◆ **Work to be completed**
Nothing may be dropped or altered: reproduce all the data.

— BEGIN Listed records —

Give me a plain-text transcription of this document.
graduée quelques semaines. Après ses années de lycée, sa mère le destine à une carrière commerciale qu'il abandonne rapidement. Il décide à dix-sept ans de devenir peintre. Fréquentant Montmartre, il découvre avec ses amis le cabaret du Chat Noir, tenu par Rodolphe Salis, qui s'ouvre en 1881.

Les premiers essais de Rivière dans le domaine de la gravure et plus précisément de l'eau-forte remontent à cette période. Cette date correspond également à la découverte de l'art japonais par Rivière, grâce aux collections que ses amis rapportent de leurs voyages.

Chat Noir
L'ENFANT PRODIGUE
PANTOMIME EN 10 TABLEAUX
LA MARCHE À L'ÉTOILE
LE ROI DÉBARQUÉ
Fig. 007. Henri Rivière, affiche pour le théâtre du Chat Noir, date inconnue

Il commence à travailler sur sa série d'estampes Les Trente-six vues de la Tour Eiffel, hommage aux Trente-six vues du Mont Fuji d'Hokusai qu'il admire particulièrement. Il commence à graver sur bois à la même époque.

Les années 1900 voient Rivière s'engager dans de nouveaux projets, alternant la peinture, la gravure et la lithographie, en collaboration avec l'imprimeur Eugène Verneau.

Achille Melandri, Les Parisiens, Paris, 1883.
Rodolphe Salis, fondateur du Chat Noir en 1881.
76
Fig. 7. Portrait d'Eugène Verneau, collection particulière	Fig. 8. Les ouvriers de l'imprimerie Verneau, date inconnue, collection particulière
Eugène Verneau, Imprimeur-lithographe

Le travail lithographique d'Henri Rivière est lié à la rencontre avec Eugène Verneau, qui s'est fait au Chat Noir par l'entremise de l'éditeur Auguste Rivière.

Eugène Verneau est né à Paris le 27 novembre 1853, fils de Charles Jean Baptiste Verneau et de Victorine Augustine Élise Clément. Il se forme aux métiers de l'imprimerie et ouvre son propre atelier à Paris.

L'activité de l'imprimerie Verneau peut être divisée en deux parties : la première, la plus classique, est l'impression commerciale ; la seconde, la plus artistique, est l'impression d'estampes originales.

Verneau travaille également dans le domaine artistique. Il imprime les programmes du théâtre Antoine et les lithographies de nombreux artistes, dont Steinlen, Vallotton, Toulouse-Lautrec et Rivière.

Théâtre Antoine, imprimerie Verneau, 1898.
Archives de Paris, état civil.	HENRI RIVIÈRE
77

— END Listed records —

◆ **Exercise solution**
Give me a plain-text transcription of this document.
graduée quelques semaines. Après ses années de lycée, sa mère le destine à une carrière commerciale qu'il abandonne rapidement. Il décide à dix-sept ans de devenir peintre. Fréquentant Montmartre, il découvre avec ses amis le cabaret du Chat Noir, tenu par Rodolphe Salis, qui s'ouvre en 1881.

Les premiers essais de Rivière dans le domaine de la gravure et plus précisément de l'eau-forte remontent à cette période. Cette date correspond également à la découverte de l'art japonais par Rivière, grâce aux collections que ses amis rapportent de leurs voyages.

Chat Noir
L'ENFANT PRODIGUE
PANTOMIME EN 10 TABLEAUX
LA MARCHE À L'ÉTOILE
LE ROI DÉBARQUÉ
Fig. 007. Henri Rivière, affiche pour le théâtre du Chat Noir, date inconnue

Il commence à travailler sur sa série d'estampes Les Trente-six vues de la Tour Eiffel, hommage aux Trente-six vues du Mont Fuji d'Hokusai qu'il admire particulièrement. Il commence à graver sur bois à la même époque.

Les années 1900 voient Rivière s'engager dans de nouveaux projets, alternant la peinture, la gravure et la lithographie, en collaboration avec l'imprimeur Eugène Verneau.

Achille Melandri, Les Parisiens, Paris, 1883.
Rodolphe Salis, fondateur du Chat Noir en 1881.
76
Fig. 7. Portrait d'Eugène Verneau, collection particulière	Fig. 8. Les ouvriers de l'imprimerie Verneau, date inconnue, collection particulière
Eugène Verneau, Imprimeur-lithographe

Le travail lithographique d'Henri Rivière est lié à la rencontre avec Eugène Verneau, qui s'est fait au Chat Noir par l'entremise de l'éditeur Auguste Rivière.

Eugène Verneau est né à Paris le 27 novembre 1853, fils de Charles Jean Baptiste Verneau et de Victorine Augustine Élise Clément. Il se forme aux métiers de l'imprimerie et ouvre son propre atelier à Paris.

L'activité de l'imprimerie Verneau peut être divisée en deux parties : la première, la plus classique, est l'impression commerciale ; la seconde, la plus artistique, est l'impression d'estampes originales.

Verneau travaille également dans le domaine artistique. Il imprime les programmes du théâtre Antoine et les lithographies de nombreux artistes, dont Steinlen, Vallotton, Toulouse-Lautrec et Rivière.

Théâtre Antoine, imprimerie Verneau, 1898.
Archives de Paris, état civil.	HENRI RIVIÈRE
77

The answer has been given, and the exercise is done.